- **Direction**: Repeat, exactly and in full, the lines of the listing below, but without any pictures.
## START Record list
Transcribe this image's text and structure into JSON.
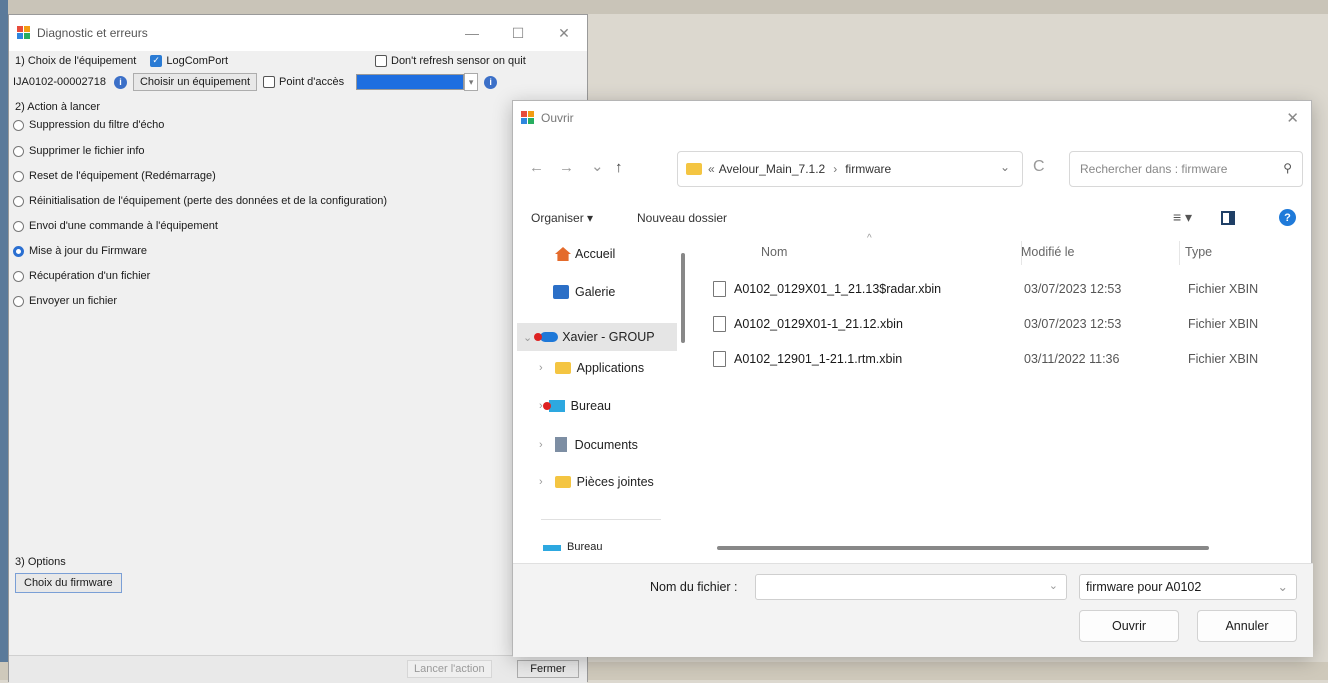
{
  "diag": {
    "title": "Diagnostic et erreurs",
    "minimize": "—",
    "maximize": "☐",
    "close": "✕",
    "section1": "1) Choix de l'équipement",
    "logcomport": "LogComPort",
    "dont_refresh": "Don't refresh sensor on quit",
    "device_id": "IJA0102-00002718",
    "choose_device": "Choisir un équipement",
    "access_point": "Point d'accès",
    "section2": "2) Action à lancer",
    "actions": [
      "Suppression du filtre d'écho",
      "Supprimer le fichier info",
      "Reset de l'équipement (Redémarrage)",
      "Réinitialisation de l'équipement (perte des données et de la configuration)",
      "Envoi d'une commande à l'équipement",
      "Mise à jour du Firmware",
      "Récupération d'un fichier",
      "Envoyer un fichier"
    ],
    "selected_action_index": 5,
    "section3": "3) Options",
    "firmware_choice": "Choix du firmware",
    "run_action": "Lancer l'action",
    "close_btn": "Fermer"
  },
  "open_dialog": {
    "title": "Ouvrir",
    "close": "✕",
    "nav": {
      "back": "←",
      "forward": "→",
      "recent": "⌄",
      "up": "↑"
    },
    "path_prefix": "«",
    "path_parts": [
      "Avelour_Main_7.1.2",
      "firmware"
    ],
    "path_sep": "›",
    "refresh": "C",
    "path_dropdown": "⌄",
    "search_placeholder": "Rechercher dans : firmware",
    "toolbar": {
      "organize": "Organiser ▾",
      "new_folder": "Nouveau dossier",
      "view": "≡ ▾",
      "help": "?"
    },
    "sidebar": [
      {
        "label": "Accueil",
        "icon": "home-icon",
        "chevron": ""
      },
      {
        "label": "Galerie",
        "icon": "gallery-icon",
        "chevron": ""
      },
      {
        "label": "Xavier - GROUP",
        "icon": "onedrive-icon",
        "chevron": "⌄"
      },
      {
        "label": "Applications",
        "icon": "folder-icon",
        "chevron": "›"
      },
      {
        "label": "Bureau",
        "icon": "desktop-icon",
        "chevron": "›"
      },
      {
        "label": "Documents",
        "icon": "documents-icon",
        "chevron": "›"
      },
      {
        "label": "Pièces jointes",
        "icon": "folder-icon",
        "chevron": "›"
      },
      {
        "label": "Bureau",
        "icon": "desktop-icon",
        "chevron": ""
      }
    ],
    "columns": {
      "name": "Nom",
      "modified": "Modifié le",
      "type": "Type",
      "sort_arrow": "^"
    },
    "files": [
      {
        "name": "A0102_0129X01_1_21.13$radar.xbin",
        "modified": "03/07/2023 12:53",
        "type": "Fichier XBIN"
      },
      {
        "name": "A0102_0129X01-1_21.12.xbin",
        "modified": "03/07/2023 12:53",
        "type": "Fichier XBIN"
      },
      {
        "name": "A0102_12901_1-21.1.rtm.xbin",
        "modified": "03/11/2022 11:36",
        "type": "Fichier XBIN"
      }
    ],
    "filename_label": "Nom du fichier :",
    "filename_value": "",
    "filetype": "firmware pour A0102",
    "open_btn": "Ouvrir",
    "cancel_btn": "Annuler"
  }
}
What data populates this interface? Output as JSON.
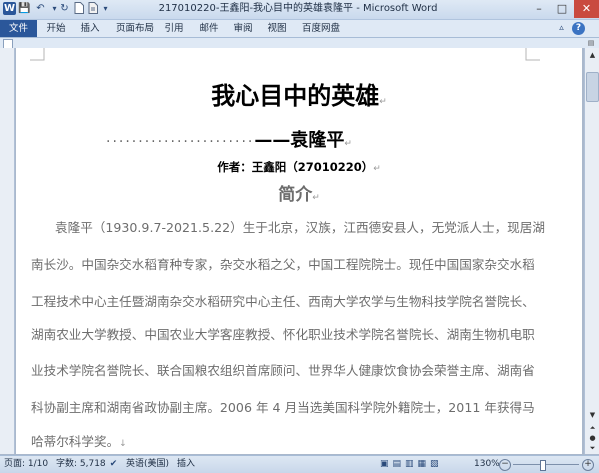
{
  "window": {
    "title": "217010220-王鑫阳-我心目中的英雄袁隆平  -  Microsoft Word",
    "controls": {
      "minimize": "–",
      "maximize": "□",
      "close": "✕"
    }
  },
  "quick_access": {
    "word_icon": "W",
    "save": "💾",
    "undo": "↶",
    "redo": "↻"
  },
  "ribbon": {
    "tabs": [
      "文件",
      "开始",
      "插入",
      "页面布局",
      "引用",
      "邮件",
      "审阅",
      "视图",
      "百度网盘"
    ]
  },
  "document": {
    "title": "我心目中的英雄",
    "leader": "·······················",
    "dash_name": "——袁隆平",
    "author": "作者：王鑫阳（27010220）",
    "section_heading": "简介",
    "body_lines": [
      "袁隆平（1930.9.7-2021.5.22）生于北京，汉族，江西德安县人，无党派人士，现居湖",
      "南长沙。中国杂交水稻育种专家，杂交水稻之父，中国工程院院士。现任中国国家杂交水稻",
      "工程技术中心主任暨湖南杂交水稻研究中心主任、西南大学农学与生物科技学院名誉院长、",
      "湖南农业大学教授、中国农业大学客座教授、怀化职业技术学院名誉院长、湖南生物机电职",
      "业技术学院名誉院长、联合国粮农组织首席顾问、世界华人健康饮食协会荣誉主席、湖南省",
      "科协副主席和湖南省政协副主席。2006 年 4 月当选美国科学院外籍院士，2011 年获得马",
      "哈蒂尔科学奖。"
    ]
  },
  "status_bar": {
    "page": "页面: 1/10",
    "words": "字数: 5,718",
    "language": "英语(美国)",
    "mode": "插入",
    "zoom": "130%"
  }
}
## END Record list
- **Reply**:
Transcribe this image's text and structure into JSON.
{
  "diag": {
    "title": "Diagnostic et erreurs",
    "minimize": "—",
    "maximize": "☐",
    "close": "✕",
    "section1": "1) Choix de l'équipement",
    "logcomport": "LogComPort",
    "dont_refresh": "Don't refresh sensor on quit",
    "device_id": "IJA0102-00002718",
    "choose_device": "Choisir un équipement",
    "access_point": "Point d'accès",
    "section2": "2) Action à lancer",
    "actions": [
      "Suppression du filtre d'écho",
      "Supprimer le fichier info",
      "Reset de l'équipement (Redémarrage)",
      "Réinitialisation de l'équipement (perte des données et de la configuration)",
      "Envoi d'une commande à l'équipement",
      "Mise à jour du Firmware",
      "Récupération d'un fichier",
      "Envoyer un fichier"
    ],
    "selected_action_index": 5,
    "section3": "3) Options",
    "firmware_choice": "Choix du firmware",
    "run_action": "Lancer l'action",
    "close_btn": "Fermer"
  },
  "open_dialog": {
    "title": "Ouvrir",
    "close": "✕",
    "nav": {
      "back": "←",
      "forward": "→",
      "recent": "⌄",
      "up": "↑"
    },
    "path_prefix": "«",
    "path_parts": [
      "Avelour_Main_7.1.2",
      "firmware"
    ],
    "path_sep": "›",
    "refresh": "C",
    "path_dropdown": "⌄",
    "search_placeholder": "Rechercher dans : firmware",
    "toolbar": {
      "organize": "Organiser ▾",
      "new_folder": "Nouveau dossier",
      "view": "≡ ▾",
      "help": "?"
    },
    "sidebar": [
      {
        "label": "Accueil",
        "icon": "home-icon",
        "chevron": ""
      },
      {
        "label": "Galerie",
        "icon": "gallery-icon",
        "chevron": ""
      },
      {
        "label": "Xavier - GROUP",
        "icon": "onedrive-icon",
        "chevron": "⌄"
      },
      {
        "label": "Applications",
        "icon": "folder-icon",
        "chevron": "›"
      },
      {
        "label": "Bureau",
        "icon": "desktop-icon",
        "chevron": "›"
      },
      {
        "label": "Documents",
        "icon": "documents-icon",
        "chevron": "›"
      },
      {
        "label": "Pièces jointes",
        "icon": "folder-icon",
        "chevron": "›"
      },
      {
        "label": "Bureau",
        "icon": "desktop-icon",
        "chevron": ""
      }
    ],
    "columns": {
      "name": "Nom",
      "modified": "Modifié le",
      "type": "Type",
      "sort_arrow": "^"
    },
    "files": [
      {
        "name": "A0102_0129X01_1_21.13$radar.xbin",
        "modified": "03/07/2023 12:53",
        "type": "Fichier XBIN"
      },
      {
        "name": "A0102_0129X01-1_21.12.xbin",
        "modified": "03/07/2023 12:53",
        "type": "Fichier XBIN"
      },
      {
        "name": "A0102_12901_1-21.1.rtm.xbin",
        "modified": "03/11/2022 11:36",
        "type": "Fichier XBIN"
      }
    ],
    "filename_label": "Nom du fichier :",
    "filename_value": "",
    "filetype": "firmware pour A0102",
    "open_btn": "Ouvrir",
    "cancel_btn": "Annuler"
  }
}
What data populates this interface? Output as JSON.
{
  "window": {
    "title": "217010220-王鑫阳-我心目中的英雄袁隆平  -  Microsoft Word",
    "controls": {
      "minimize": "–",
      "maximize": "□",
      "close": "✕"
    }
  },
  "quick_access": {
    "word_icon": "W",
    "save": "💾",
    "undo": "↶",
    "redo": "↻"
  },
  "ribbon": {
    "tabs": [
      "文件",
      "开始",
      "插入",
      "页面布局",
      "引用",
      "邮件",
      "审阅",
      "视图",
      "百度网盘"
    ]
  },
  "document": {
    "title": "我心目中的英雄",
    "leader": "·······················",
    "dash_name": "——袁隆平",
    "author": "作者：王鑫阳（27010220）",
    "section_heading": "简介",
    "body_lines": [
      "袁隆平（1930.9.7-2021.5.22）生于北京，汉族，江西德安县人，无党派人士，现居湖",
      "南长沙。中国杂交水稻育种专家，杂交水稻之父，中国工程院院士。现任中国国家杂交水稻",
      "工程技术中心主任暨湖南杂交水稻研究中心主任、西南大学农学与生物科技学院名誉院长、",
      "湖南农业大学教授、中国农业大学客座教授、怀化职业技术学院名誉院长、湖南生物机电职",
      "业技术学院名誉院长、联合国粮农组织首席顾问、世界华人健康饮食协会荣誉主席、湖南省",
      "科协副主席和湖南省政协副主席。2006 年 4 月当选美国科学院外籍院士，2011 年获得马",
      "哈蒂尔科学奖。"
    ]
  },
  "status_bar": {
    "page": "页面: 1/10",
    "words": "字数: 5,718",
    "language": "英语(美国)",
    "mode": "插入",
    "zoom": "130%"
  }
}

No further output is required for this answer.